[Entries from a data source]
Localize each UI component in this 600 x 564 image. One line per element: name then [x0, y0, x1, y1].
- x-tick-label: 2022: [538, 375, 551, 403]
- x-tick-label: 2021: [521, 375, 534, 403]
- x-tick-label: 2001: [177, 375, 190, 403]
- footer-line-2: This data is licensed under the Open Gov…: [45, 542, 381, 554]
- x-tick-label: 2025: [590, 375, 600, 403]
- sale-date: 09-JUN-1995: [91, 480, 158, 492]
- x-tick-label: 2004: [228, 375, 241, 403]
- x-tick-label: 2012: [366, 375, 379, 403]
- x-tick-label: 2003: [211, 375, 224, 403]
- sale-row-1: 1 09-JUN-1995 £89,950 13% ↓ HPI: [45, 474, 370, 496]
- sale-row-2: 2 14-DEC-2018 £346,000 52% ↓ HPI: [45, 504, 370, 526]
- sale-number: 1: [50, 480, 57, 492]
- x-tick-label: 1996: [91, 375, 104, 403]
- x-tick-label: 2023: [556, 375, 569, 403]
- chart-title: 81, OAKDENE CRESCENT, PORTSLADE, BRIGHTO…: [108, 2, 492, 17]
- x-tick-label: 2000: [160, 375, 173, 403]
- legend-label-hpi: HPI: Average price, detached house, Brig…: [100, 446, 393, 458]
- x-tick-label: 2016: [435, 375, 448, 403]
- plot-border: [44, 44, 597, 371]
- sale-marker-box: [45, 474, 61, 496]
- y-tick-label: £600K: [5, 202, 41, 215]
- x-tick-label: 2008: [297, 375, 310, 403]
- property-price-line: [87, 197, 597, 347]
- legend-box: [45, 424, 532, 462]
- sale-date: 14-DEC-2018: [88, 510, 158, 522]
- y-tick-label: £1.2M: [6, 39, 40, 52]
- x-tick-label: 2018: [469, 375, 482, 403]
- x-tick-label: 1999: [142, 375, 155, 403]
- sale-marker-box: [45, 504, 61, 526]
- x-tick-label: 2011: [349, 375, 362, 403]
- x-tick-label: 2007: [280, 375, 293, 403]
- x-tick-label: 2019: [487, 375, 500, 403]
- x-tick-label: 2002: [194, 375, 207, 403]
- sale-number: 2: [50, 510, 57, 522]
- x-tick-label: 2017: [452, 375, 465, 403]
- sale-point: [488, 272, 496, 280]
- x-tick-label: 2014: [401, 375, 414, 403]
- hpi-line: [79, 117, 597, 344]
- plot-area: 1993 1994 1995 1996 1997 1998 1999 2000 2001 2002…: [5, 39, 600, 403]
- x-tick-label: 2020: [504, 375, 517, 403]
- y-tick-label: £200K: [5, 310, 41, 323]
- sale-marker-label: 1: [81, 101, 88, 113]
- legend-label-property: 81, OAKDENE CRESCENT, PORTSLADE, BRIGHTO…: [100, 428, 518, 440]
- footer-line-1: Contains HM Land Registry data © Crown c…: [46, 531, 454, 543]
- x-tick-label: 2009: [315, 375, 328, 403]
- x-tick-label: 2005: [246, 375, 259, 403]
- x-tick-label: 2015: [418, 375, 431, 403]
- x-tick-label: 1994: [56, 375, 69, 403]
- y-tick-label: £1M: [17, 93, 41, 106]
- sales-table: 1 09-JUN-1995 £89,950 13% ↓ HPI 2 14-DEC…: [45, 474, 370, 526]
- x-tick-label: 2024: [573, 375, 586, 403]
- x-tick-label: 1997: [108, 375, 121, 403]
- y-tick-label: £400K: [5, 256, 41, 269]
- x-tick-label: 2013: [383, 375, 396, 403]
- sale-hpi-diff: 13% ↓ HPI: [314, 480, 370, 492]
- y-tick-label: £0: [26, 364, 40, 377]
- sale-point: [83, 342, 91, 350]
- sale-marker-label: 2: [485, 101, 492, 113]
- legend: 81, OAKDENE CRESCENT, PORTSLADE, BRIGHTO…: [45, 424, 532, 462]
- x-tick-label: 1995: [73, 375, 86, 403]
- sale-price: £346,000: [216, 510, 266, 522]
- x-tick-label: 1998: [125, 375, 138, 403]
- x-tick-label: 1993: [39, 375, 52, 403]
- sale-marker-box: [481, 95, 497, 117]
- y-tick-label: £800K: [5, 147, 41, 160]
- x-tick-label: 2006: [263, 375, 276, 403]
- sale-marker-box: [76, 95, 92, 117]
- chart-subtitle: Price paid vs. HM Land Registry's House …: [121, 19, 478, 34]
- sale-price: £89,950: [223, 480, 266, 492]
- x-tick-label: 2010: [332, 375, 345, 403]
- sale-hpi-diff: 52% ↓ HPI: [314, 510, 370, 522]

#### What is expected
Starting at the first line of the entries and ending with the line that contains "- y-tick-label: £600K: [5, 202, 41, 215]", write those lines out again, replacing "x-tick-label" with "x-axis-label" and leaving everything else unchanged.

#### Written solution
Localize each UI component in this 600 x 564 image. One line per element: name then [x0, y0, x1, y1].
- x-axis-label: 2022: [538, 375, 551, 403]
- x-axis-label: 2021: [521, 375, 534, 403]
- x-axis-label: 2001: [177, 375, 190, 403]
- footer-line-2: This data is licensed under the Open Gov…: [45, 542, 381, 554]
- x-axis-label: 2025: [590, 375, 600, 403]
- sale-date: 09-JUN-1995: [91, 480, 158, 492]
- x-axis-label: 2004: [228, 375, 241, 403]
- x-axis-label: 2012: [366, 375, 379, 403]
- x-axis-label: 2003: [211, 375, 224, 403]
- sale-row-1: 1 09-JUN-1995 £89,950 13% ↓ HPI: [45, 474, 370, 496]
- sale-row-2: 2 14-DEC-2018 £346,000 52% ↓ HPI: [45, 504, 370, 526]
- sale-number: 1: [50, 480, 57, 492]
- x-axis-label: 1996: [91, 375, 104, 403]
- x-axis-label: 2023: [556, 375, 569, 403]
- chart-title: 81, OAKDENE CRESCENT, PORTSLADE, BRIGHTO…: [108, 2, 492, 17]
- x-axis-label: 2000: [160, 375, 173, 403]
- legend-label-hpi: HPI: Average price, detached house, Brig…: [100, 446, 393, 458]
- x-axis-label: 2016: [435, 375, 448, 403]
- plot-border: [44, 44, 597, 371]
- sale-marker-box: [45, 474, 61, 496]
- y-tick-label: £600K: [5, 202, 41, 215]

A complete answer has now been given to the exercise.